• DESCRIPTION OF THE TASK
State how many lines hold the word "values", with no other words.

• RECORD LIST
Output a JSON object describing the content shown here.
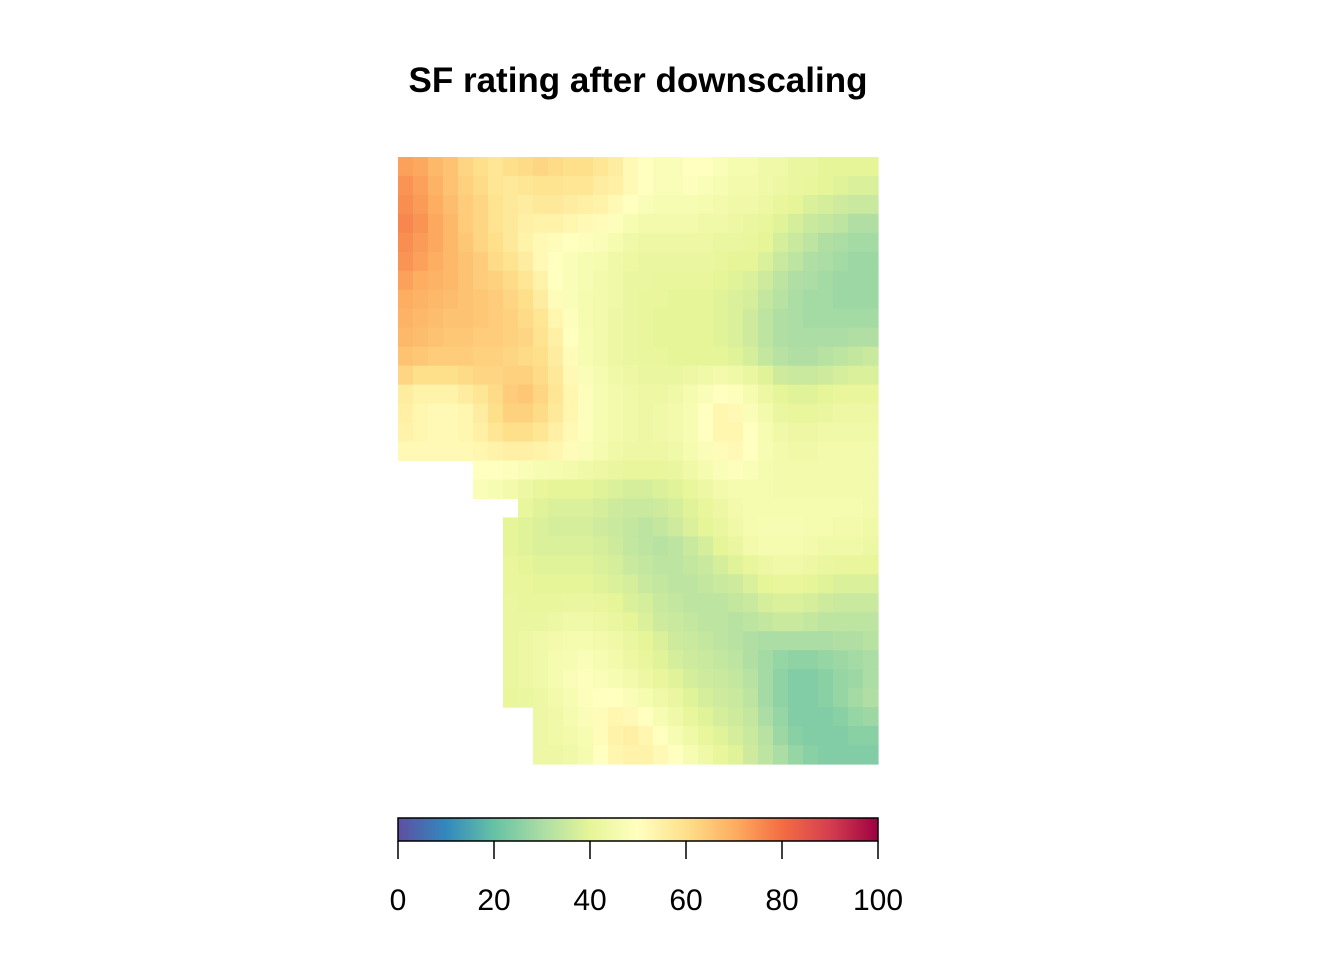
{
  "chart_data": {
    "type": "heatmap",
    "title": "SF rating after downscaling",
    "xlabel": "",
    "ylabel": "",
    "grid": false,
    "legend": "bottom",
    "grid_size": {
      "cols": 32,
      "rows": 32
    },
    "colorbar": {
      "range": [
        0,
        100
      ],
      "ticks": [
        0,
        20,
        40,
        60,
        80,
        100
      ],
      "palette": [
        "#5E4FA2",
        "#3288BD",
        "#66C2A5",
        "#ABDDA4",
        "#E6F598",
        "#FFFFBF",
        "#FEE08B",
        "#FDAE61",
        "#F46D43",
        "#D53E4F",
        "#9E0142"
      ]
    },
    "values": [
      [
        72,
        71,
        68,
        66,
        62,
        60,
        58,
        60,
        61,
        62,
        61,
        60,
        60,
        58,
        56,
        52,
        50,
        48,
        48,
        50,
        50,
        48,
        46,
        46,
        44,
        44,
        42,
        42,
        40,
        40,
        40,
        40
      ],
      [
        74,
        72,
        69,
        66,
        63,
        61,
        58,
        57,
        58,
        59,
        59,
        58,
        58,
        56,
        55,
        52,
        50,
        48,
        48,
        49,
        48,
        47,
        45,
        45,
        44,
        43,
        42,
        41,
        40,
        39,
        38,
        38
      ],
      [
        75,
        73,
        70,
        67,
        64,
        62,
        59,
        57,
        56,
        57,
        57,
        56,
        55,
        54,
        52,
        50,
        48,
        47,
        47,
        47,
        46,
        45,
        44,
        44,
        43,
        41,
        40,
        38,
        37,
        36,
        35,
        35
      ],
      [
        76,
        74,
        71,
        68,
        64,
        62,
        59,
        57,
        55,
        54,
        54,
        53,
        52,
        51,
        49,
        47,
        45,
        45,
        45,
        45,
        44,
        44,
        43,
        42,
        41,
        39,
        37,
        35,
        34,
        33,
        31,
        31
      ],
      [
        75,
        73,
        71,
        68,
        65,
        62,
        60,
        57,
        54,
        52,
        51,
        50,
        49,
        48,
        46,
        44,
        43,
        43,
        43,
        43,
        43,
        42,
        42,
        41,
        40,
        37,
        35,
        33,
        31,
        30,
        29,
        29
      ],
      [
        74,
        72,
        70,
        68,
        66,
        64,
        61,
        59,
        56,
        52,
        50,
        48,
        47,
        46,
        44,
        43,
        42,
        42,
        42,
        42,
        42,
        41,
        40,
        40,
        38,
        35,
        33,
        31,
        30,
        29,
        28,
        28
      ],
      [
        72,
        70,
        69,
        68,
        66,
        64,
        63,
        61,
        58,
        54,
        50,
        48,
        47,
        45,
        44,
        42,
        42,
        41,
        41,
        41,
        41,
        40,
        39,
        38,
        36,
        33,
        31,
        30,
        29,
        28,
        28,
        28
      ],
      [
        70,
        69,
        68,
        67,
        66,
        65,
        64,
        62,
        60,
        56,
        51,
        48,
        46,
        45,
        44,
        42,
        41,
        41,
        40,
        40,
        40,
        39,
        38,
        37,
        34,
        32,
        30,
        29,
        29,
        28,
        28,
        28
      ],
      [
        69,
        68,
        67,
        66,
        66,
        65,
        64,
        63,
        61,
        58,
        53,
        49,
        46,
        45,
        43,
        42,
        41,
        40,
        40,
        40,
        40,
        39,
        38,
        36,
        33,
        31,
        30,
        29,
        29,
        29,
        29,
        29
      ],
      [
        68,
        67,
        66,
        65,
        65,
        64,
        64,
        63,
        62,
        59,
        55,
        50,
        47,
        45,
        43,
        42,
        41,
        40,
        40,
        40,
        40,
        39,
        38,
        36,
        33,
        31,
        30,
        30,
        30,
        30,
        31,
        31
      ],
      [
        66,
        65,
        64,
        64,
        64,
        63,
        63,
        62,
        61,
        60,
        56,
        51,
        47,
        45,
        43,
        42,
        41,
        41,
        40,
        40,
        40,
        40,
        39,
        37,
        34,
        32,
        31,
        31,
        32,
        33,
        34,
        35
      ],
      [
        62,
        60,
        60,
        60,
        61,
        62,
        62,
        63,
        63,
        61,
        57,
        52,
        48,
        46,
        44,
        43,
        42,
        42,
        42,
        43,
        44,
        45,
        44,
        42,
        39,
        36,
        35,
        35,
        36,
        37,
        38,
        38
      ],
      [
        56,
        54,
        54,
        54,
        56,
        58,
        61,
        64,
        65,
        62,
        58,
        53,
        49,
        47,
        45,
        44,
        43,
        43,
        44,
        46,
        48,
        50,
        49,
        46,
        43,
        40,
        39,
        39,
        40,
        41,
        41,
        41
      ],
      [
        55,
        53,
        52,
        52,
        53,
        56,
        60,
        63,
        63,
        61,
        57,
        53,
        49,
        47,
        45,
        44,
        43,
        44,
        45,
        47,
        50,
        53,
        52,
        48,
        45,
        42,
        41,
        41,
        42,
        43,
        43,
        43
      ],
      [
        54,
        53,
        52,
        52,
        53,
        55,
        58,
        60,
        60,
        58,
        55,
        52,
        49,
        47,
        45,
        44,
        43,
        44,
        45,
        47,
        50,
        53,
        53,
        50,
        47,
        44,
        43,
        43,
        44,
        44,
        44,
        44
      ],
      [
        52,
        52,
        52,
        52,
        52,
        53,
        54,
        55,
        55,
        54,
        53,
        51,
        48,
        46,
        44,
        43,
        43,
        43,
        44,
        46,
        48,
        51,
        52,
        50,
        47,
        45,
        44,
        44,
        45,
        45,
        45,
        45
      ],
      [
        null,
        null,
        null,
        null,
        null,
        50,
        50,
        49,
        48,
        47,
        46,
        45,
        44,
        43,
        42,
        41,
        41,
        41,
        42,
        44,
        46,
        48,
        49,
        48,
        46,
        45,
        45,
        45,
        45,
        45,
        45,
        45
      ],
      [
        null,
        null,
        null,
        null,
        null,
        48,
        47,
        45,
        43,
        41,
        40,
        40,
        40,
        39,
        38,
        37,
        37,
        38,
        39,
        41,
        43,
        45,
        46,
        46,
        46,
        45,
        45,
        45,
        45,
        45,
        45,
        45
      ],
      [
        null,
        null,
        null,
        null,
        null,
        null,
        null,
        null,
        41,
        39,
        38,
        38,
        38,
        37,
        36,
        35,
        35,
        36,
        37,
        39,
        41,
        43,
        45,
        46,
        46,
        46,
        46,
        46,
        46,
        46,
        46,
        45
      ],
      [
        null,
        null,
        null,
        null,
        null,
        null,
        null,
        40,
        39,
        38,
        37,
        37,
        37,
        36,
        35,
        34,
        33,
        34,
        36,
        38,
        40,
        42,
        44,
        46,
        47,
        47,
        47,
        46,
        46,
        45,
        45,
        44
      ],
      [
        null,
        null,
        null,
        null,
        null,
        null,
        null,
        40,
        39,
        38,
        38,
        38,
        38,
        37,
        36,
        34,
        33,
        32,
        33,
        35,
        37,
        40,
        42,
        45,
        46,
        46,
        46,
        45,
        44,
        44,
        44,
        43
      ],
      [
        null,
        null,
        null,
        null,
        null,
        null,
        null,
        41,
        40,
        39,
        39,
        39,
        39,
        38,
        37,
        35,
        34,
        33,
        33,
        34,
        35,
        37,
        39,
        41,
        43,
        44,
        44,
        43,
        42,
        41,
        41,
        41
      ],
      [
        null,
        null,
        null,
        null,
        null,
        null,
        null,
        41,
        41,
        40,
        40,
        40,
        40,
        39,
        38,
        37,
        35,
        34,
        33,
        33,
        34,
        35,
        36,
        38,
        40,
        41,
        41,
        40,
        39,
        38,
        38,
        38
      ],
      [
        null,
        null,
        null,
        null,
        null,
        null,
        null,
        42,
        41,
        41,
        41,
        42,
        42,
        41,
        40,
        38,
        37,
        35,
        34,
        33,
        33,
        33,
        34,
        35,
        37,
        38,
        38,
        37,
        36,
        35,
        35,
        35
      ],
      [
        null,
        null,
        null,
        null,
        null,
        null,
        null,
        42,
        42,
        42,
        43,
        44,
        44,
        43,
        42,
        40,
        38,
        36,
        35,
        34,
        33,
        33,
        32,
        33,
        34,
        35,
        35,
        34,
        33,
        33,
        33,
        33
      ],
      [
        null,
        null,
        null,
        null,
        null,
        null,
        null,
        42,
        43,
        44,
        45,
        46,
        46,
        45,
        44,
        42,
        40,
        38,
        36,
        35,
        34,
        33,
        32,
        31,
        30,
        30,
        30,
        30,
        30,
        31,
        31,
        32
      ],
      [
        null,
        null,
        null,
        null,
        null,
        null,
        null,
        42,
        43,
        44,
        46,
        47,
        48,
        47,
        45,
        43,
        41,
        39,
        37,
        36,
        35,
        34,
        33,
        31,
        29,
        27,
        26,
        26,
        27,
        28,
        29,
        30
      ],
      [
        null,
        null,
        null,
        null,
        null,
        null,
        null,
        42,
        43,
        44,
        46,
        48,
        49,
        48,
        47,
        45,
        43,
        41,
        39,
        37,
        36,
        35,
        34,
        32,
        29,
        26,
        24,
        24,
        25,
        27,
        28,
        30
      ],
      [
        null,
        null,
        null,
        null,
        null,
        null,
        null,
        41,
        42,
        43,
        45,
        47,
        49,
        50,
        50,
        48,
        46,
        44,
        42,
        39,
        37,
        36,
        35,
        33,
        29,
        26,
        24,
        24,
        25,
        27,
        29,
        31
      ],
      [
        null,
        null,
        null,
        null,
        null,
        null,
        null,
        null,
        null,
        43,
        44,
        46,
        48,
        51,
        53,
        52,
        50,
        47,
        44,
        41,
        39,
        37,
        36,
        34,
        30,
        27,
        24,
        24,
        24,
        25,
        27,
        28
      ],
      [
        null,
        null,
        null,
        null,
        null,
        null,
        null,
        null,
        null,
        43,
        44,
        45,
        47,
        51,
        54,
        55,
        53,
        50,
        47,
        44,
        41,
        39,
        37,
        35,
        32,
        28,
        25,
        24,
        24,
        24,
        25,
        25
      ],
      [
        null,
        null,
        null,
        null,
        null,
        null,
        null,
        null,
        null,
        43,
        43,
        44,
        46,
        50,
        53,
        54,
        54,
        52,
        50,
        47,
        44,
        41,
        39,
        36,
        33,
        30,
        27,
        25,
        24,
        24,
        24,
        24
      ]
    ]
  }
}
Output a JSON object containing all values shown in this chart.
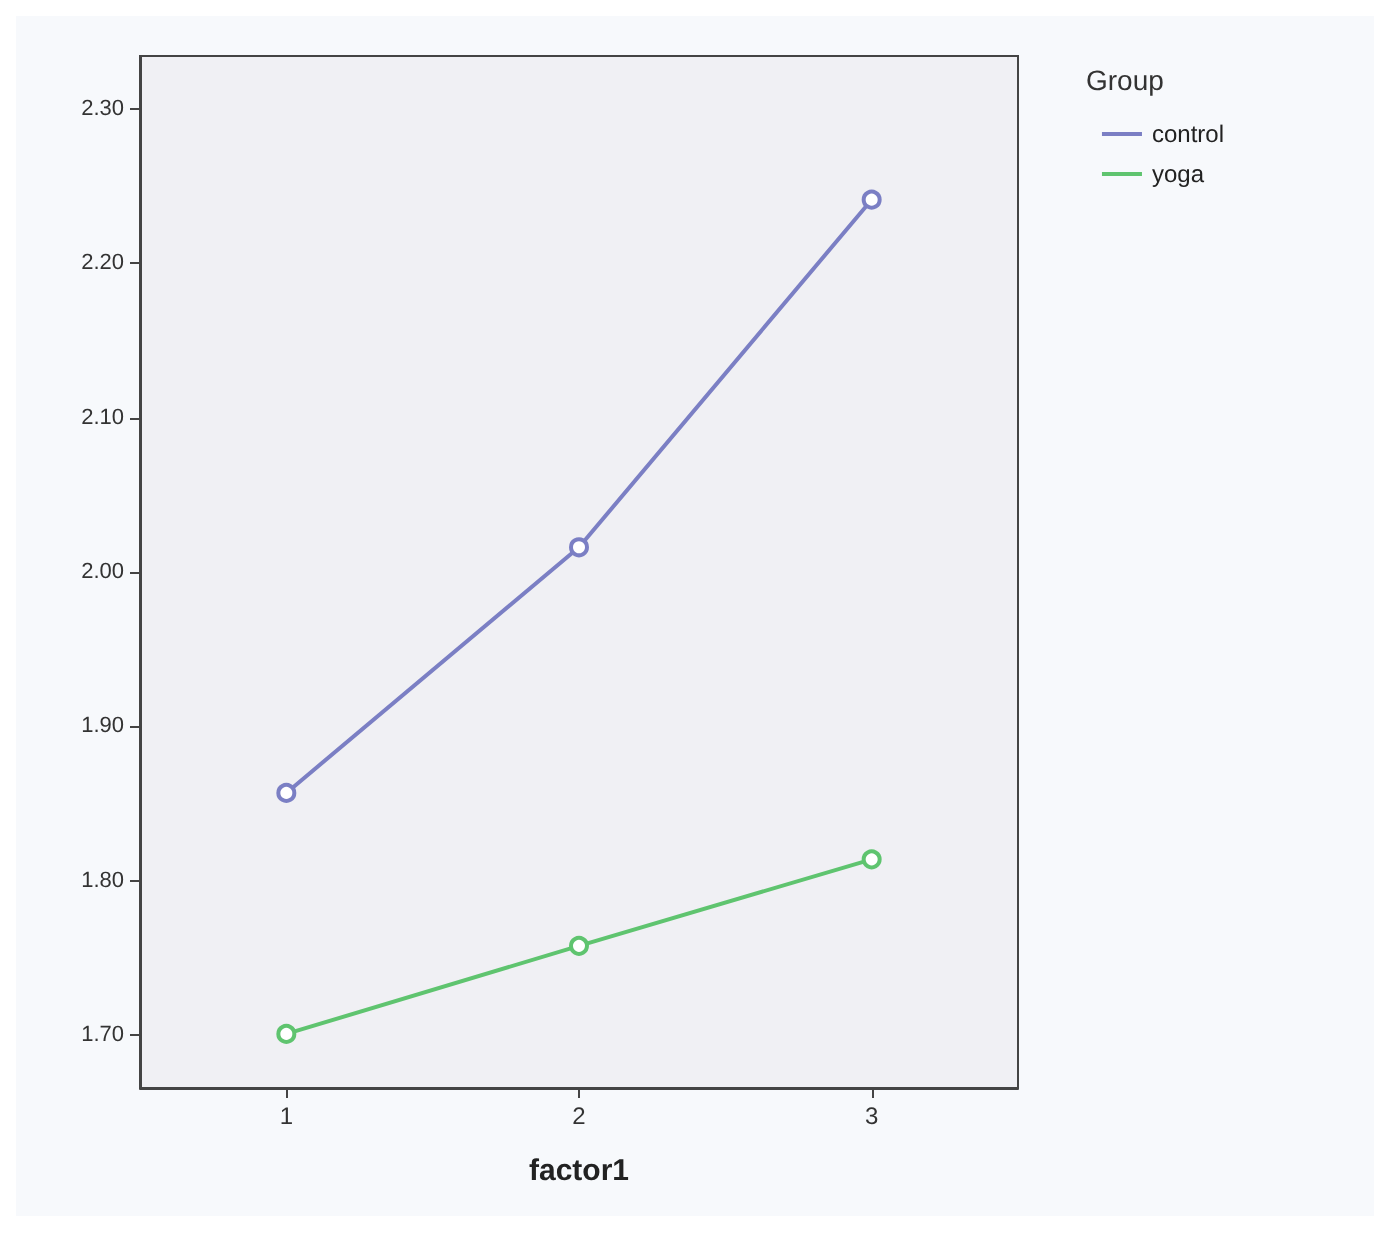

• TASK ANSWER
2